## What is expected
Reply with one number: the count of lines in the listing that contain the string "business".

* Begin Records provided *

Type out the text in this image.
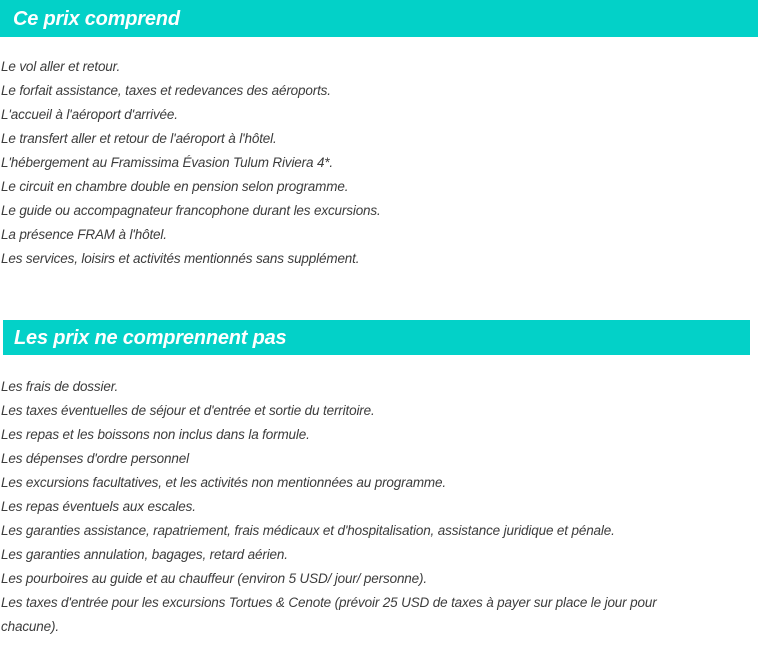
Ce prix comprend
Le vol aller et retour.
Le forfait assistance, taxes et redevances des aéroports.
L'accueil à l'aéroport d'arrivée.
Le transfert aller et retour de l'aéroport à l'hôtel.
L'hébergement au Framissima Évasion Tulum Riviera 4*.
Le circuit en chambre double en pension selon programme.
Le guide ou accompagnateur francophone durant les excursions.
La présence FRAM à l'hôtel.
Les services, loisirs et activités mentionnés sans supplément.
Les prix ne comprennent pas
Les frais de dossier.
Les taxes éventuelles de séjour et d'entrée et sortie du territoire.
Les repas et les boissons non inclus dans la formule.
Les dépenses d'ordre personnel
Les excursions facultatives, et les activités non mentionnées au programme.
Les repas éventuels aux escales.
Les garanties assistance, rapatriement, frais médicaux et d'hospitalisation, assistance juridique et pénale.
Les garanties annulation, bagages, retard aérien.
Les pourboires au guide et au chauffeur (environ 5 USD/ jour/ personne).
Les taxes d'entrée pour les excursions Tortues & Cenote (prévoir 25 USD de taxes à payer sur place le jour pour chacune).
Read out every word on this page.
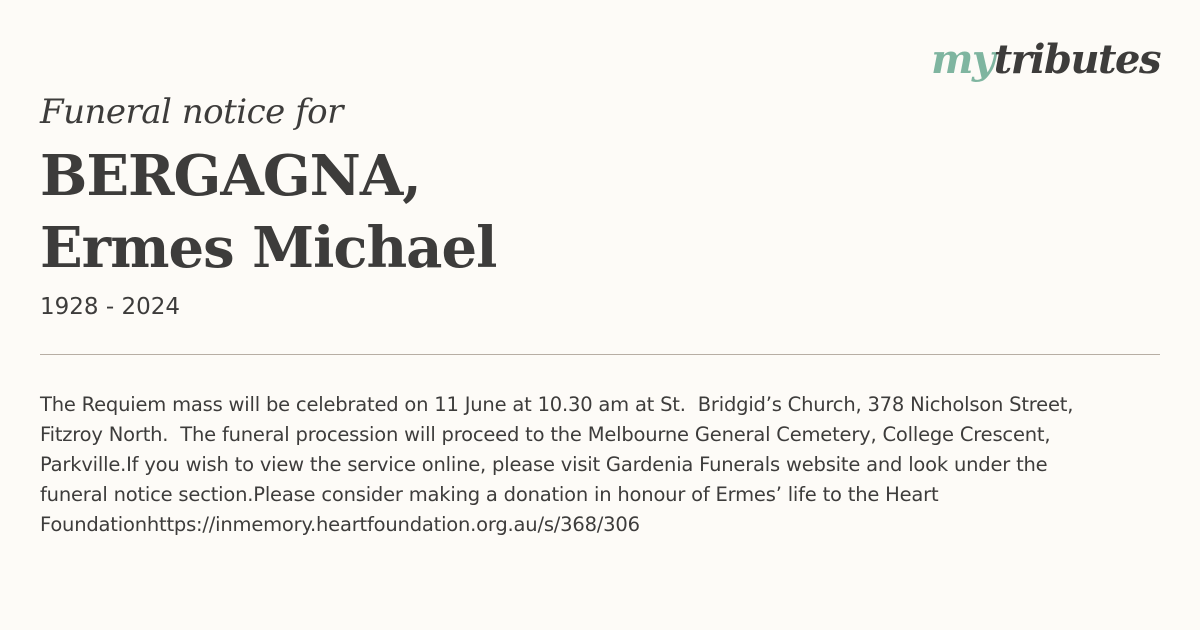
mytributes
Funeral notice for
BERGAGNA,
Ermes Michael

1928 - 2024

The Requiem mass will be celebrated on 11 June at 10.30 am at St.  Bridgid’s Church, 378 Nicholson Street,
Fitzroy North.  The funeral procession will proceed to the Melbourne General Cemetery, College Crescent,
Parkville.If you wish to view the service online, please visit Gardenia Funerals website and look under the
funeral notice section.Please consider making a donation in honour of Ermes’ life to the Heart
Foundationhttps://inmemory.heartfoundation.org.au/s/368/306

* End Records provided *
* Begin Records provided *

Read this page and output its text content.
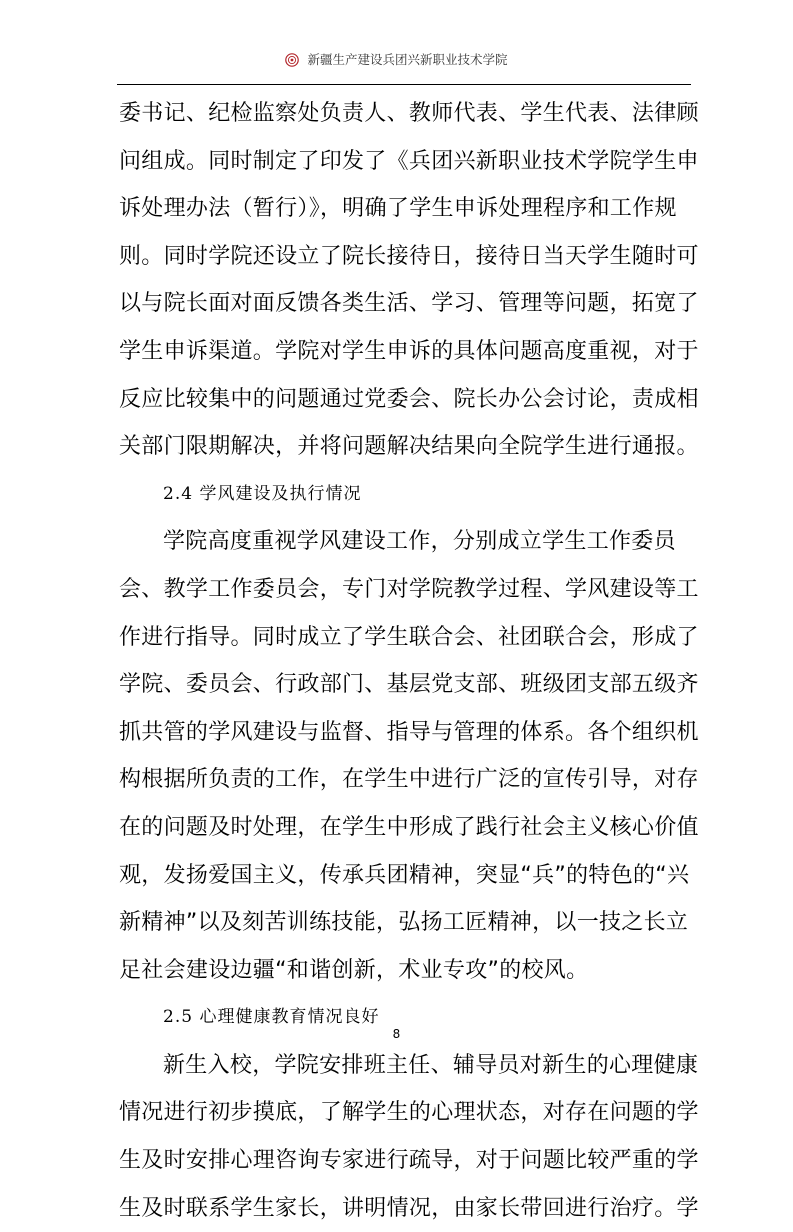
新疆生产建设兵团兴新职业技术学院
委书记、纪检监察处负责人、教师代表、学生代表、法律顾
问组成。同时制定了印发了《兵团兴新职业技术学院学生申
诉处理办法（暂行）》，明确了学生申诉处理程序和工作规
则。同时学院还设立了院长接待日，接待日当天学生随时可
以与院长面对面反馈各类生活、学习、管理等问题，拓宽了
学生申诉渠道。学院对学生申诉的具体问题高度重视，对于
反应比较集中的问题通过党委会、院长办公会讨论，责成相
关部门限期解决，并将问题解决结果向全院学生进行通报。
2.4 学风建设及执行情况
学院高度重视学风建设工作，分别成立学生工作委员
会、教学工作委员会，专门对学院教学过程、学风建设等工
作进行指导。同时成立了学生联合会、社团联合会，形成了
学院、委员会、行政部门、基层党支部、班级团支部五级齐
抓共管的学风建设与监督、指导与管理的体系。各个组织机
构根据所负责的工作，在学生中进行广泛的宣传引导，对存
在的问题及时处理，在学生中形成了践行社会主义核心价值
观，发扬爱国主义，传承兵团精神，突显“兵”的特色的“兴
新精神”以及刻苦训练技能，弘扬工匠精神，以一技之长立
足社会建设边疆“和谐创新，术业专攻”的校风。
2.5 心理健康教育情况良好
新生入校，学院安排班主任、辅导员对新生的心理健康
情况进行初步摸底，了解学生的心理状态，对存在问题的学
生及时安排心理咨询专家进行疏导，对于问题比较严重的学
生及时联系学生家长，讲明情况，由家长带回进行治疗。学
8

* End Records provided *
* Begin Records provided *

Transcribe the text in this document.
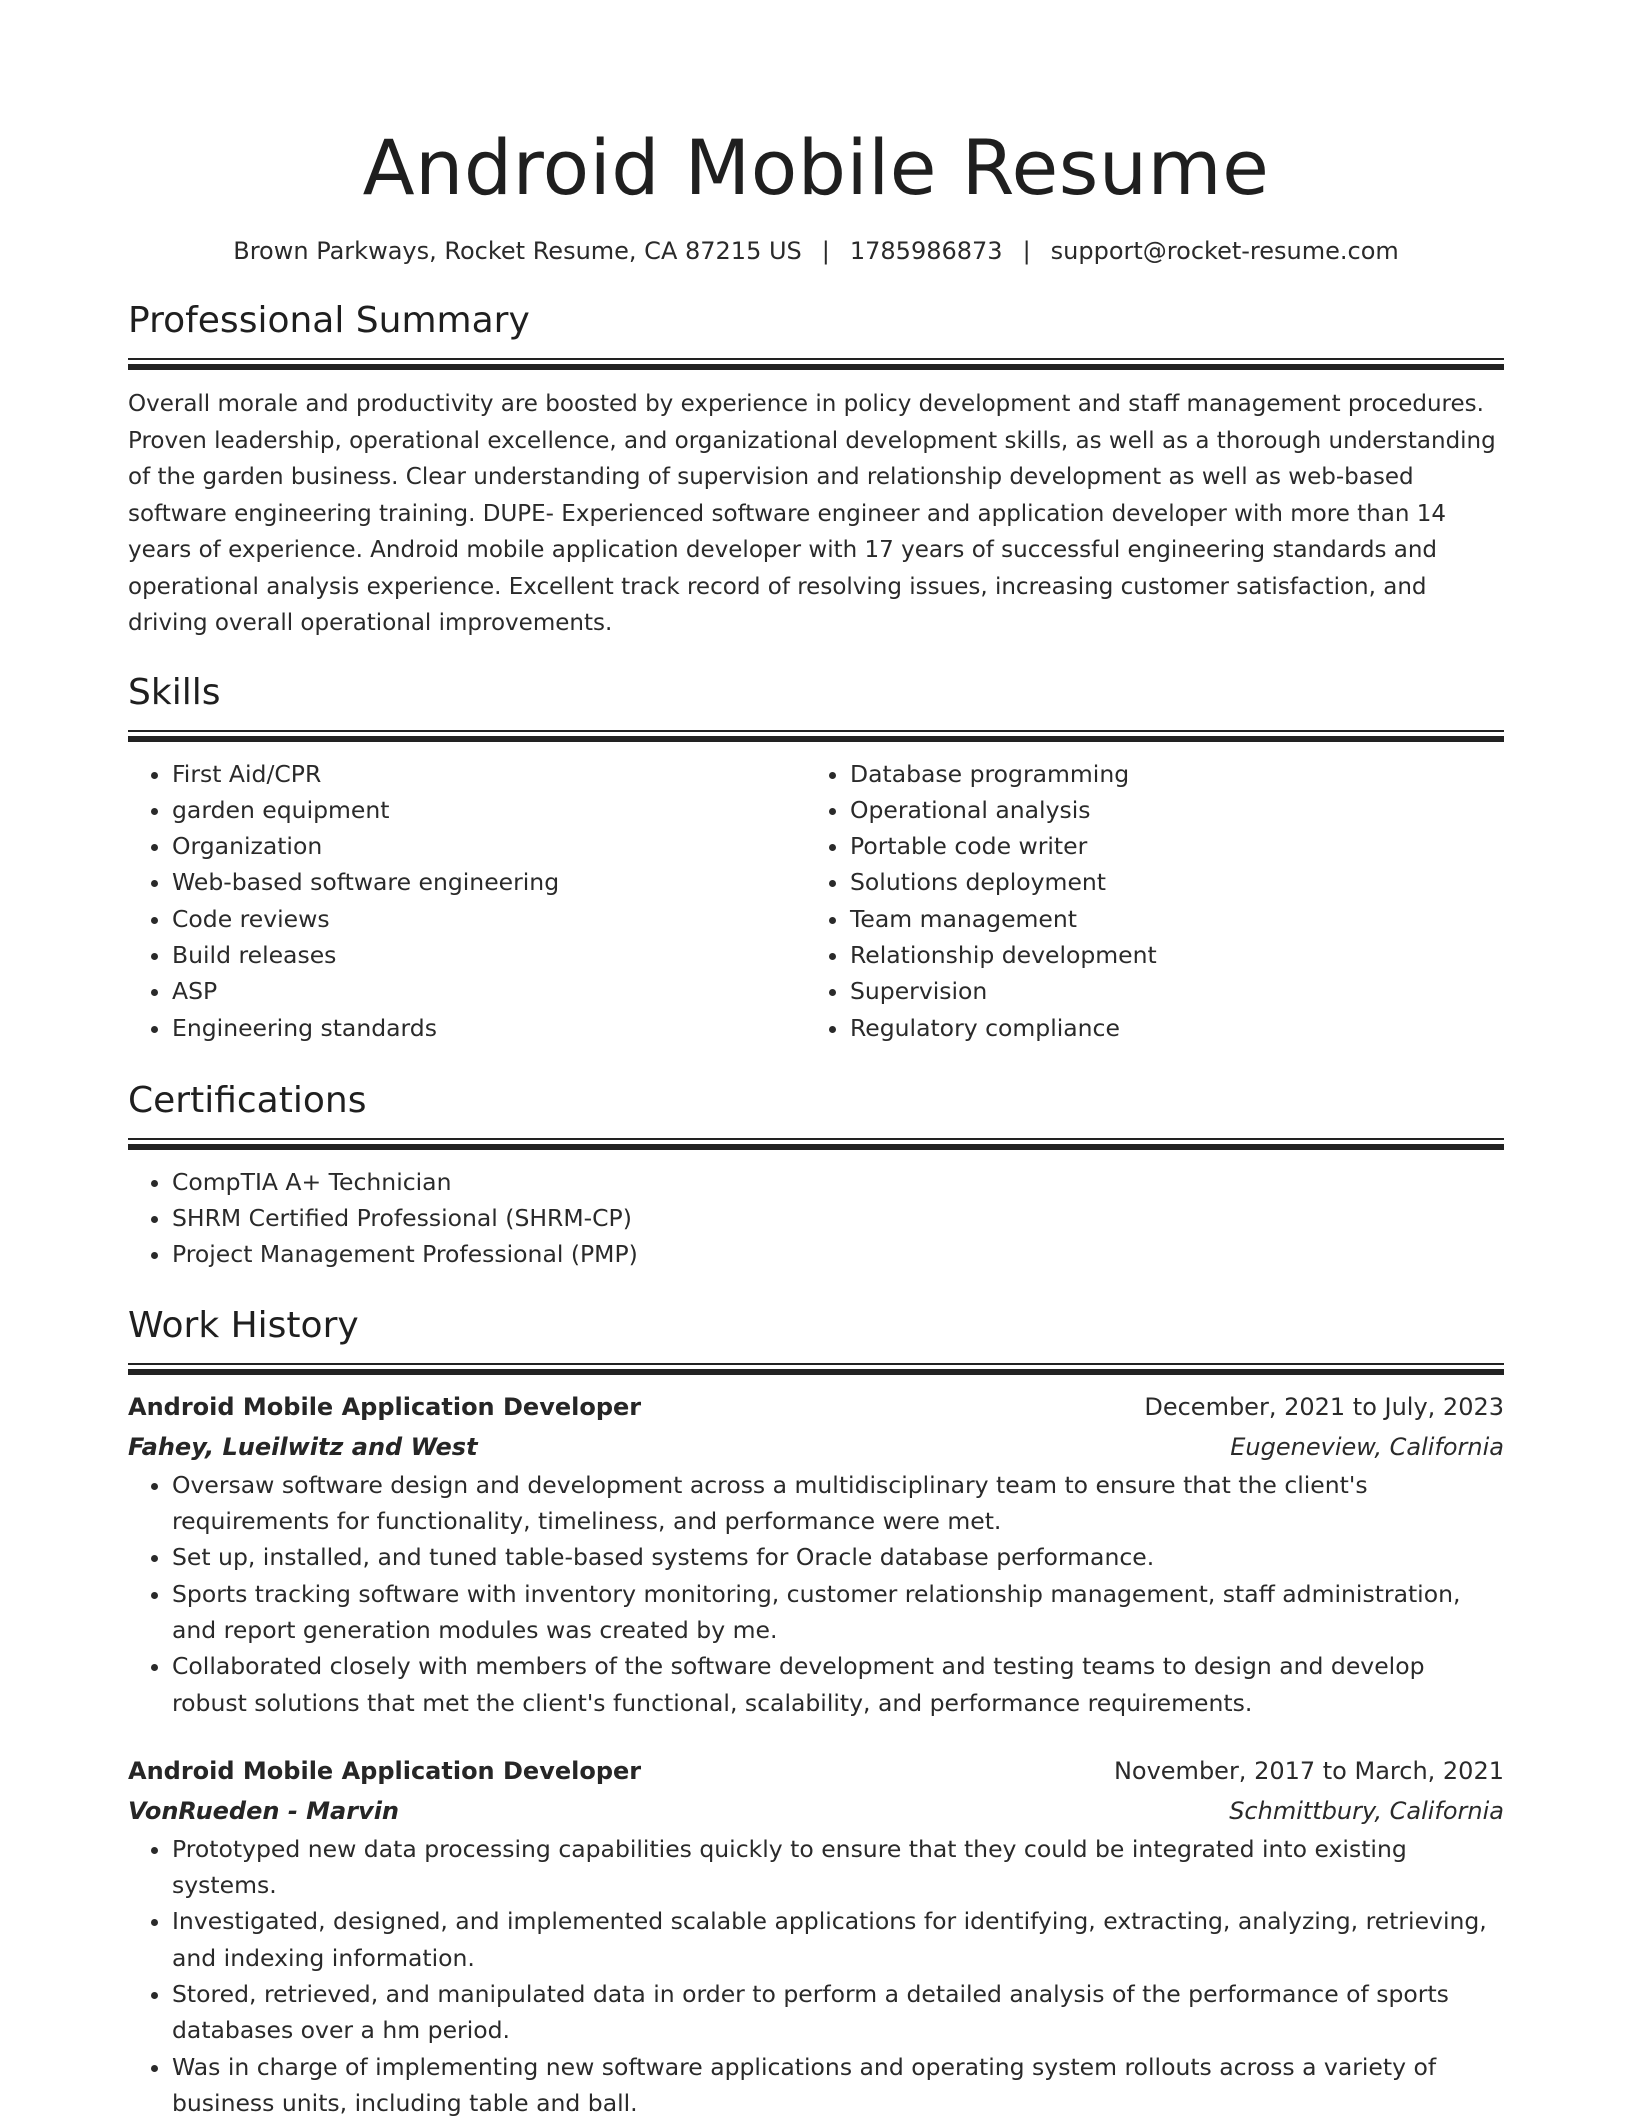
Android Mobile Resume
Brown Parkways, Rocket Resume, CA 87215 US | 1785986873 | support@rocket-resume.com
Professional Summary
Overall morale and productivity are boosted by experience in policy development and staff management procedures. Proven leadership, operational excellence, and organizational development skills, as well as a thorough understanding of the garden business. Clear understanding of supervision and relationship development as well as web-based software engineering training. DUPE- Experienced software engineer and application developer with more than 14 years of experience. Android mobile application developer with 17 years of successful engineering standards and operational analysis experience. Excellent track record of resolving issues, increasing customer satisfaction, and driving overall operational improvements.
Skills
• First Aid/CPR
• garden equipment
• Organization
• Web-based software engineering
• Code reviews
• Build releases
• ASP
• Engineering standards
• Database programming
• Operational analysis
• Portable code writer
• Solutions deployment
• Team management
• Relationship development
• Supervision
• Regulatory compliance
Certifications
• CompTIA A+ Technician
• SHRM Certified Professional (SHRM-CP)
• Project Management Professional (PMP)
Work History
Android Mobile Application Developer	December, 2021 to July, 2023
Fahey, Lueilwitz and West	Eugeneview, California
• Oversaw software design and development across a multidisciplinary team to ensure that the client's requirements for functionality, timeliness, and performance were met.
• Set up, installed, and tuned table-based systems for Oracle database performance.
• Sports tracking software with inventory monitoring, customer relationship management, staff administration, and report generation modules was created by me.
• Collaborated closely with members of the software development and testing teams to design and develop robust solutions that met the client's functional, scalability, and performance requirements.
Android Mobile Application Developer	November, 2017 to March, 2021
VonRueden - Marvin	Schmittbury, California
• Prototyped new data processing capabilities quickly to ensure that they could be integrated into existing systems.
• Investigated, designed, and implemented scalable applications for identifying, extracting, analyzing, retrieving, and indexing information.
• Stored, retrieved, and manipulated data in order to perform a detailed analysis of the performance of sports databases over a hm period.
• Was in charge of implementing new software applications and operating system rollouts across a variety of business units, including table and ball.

* End Records provided *

## Solution to the problem
2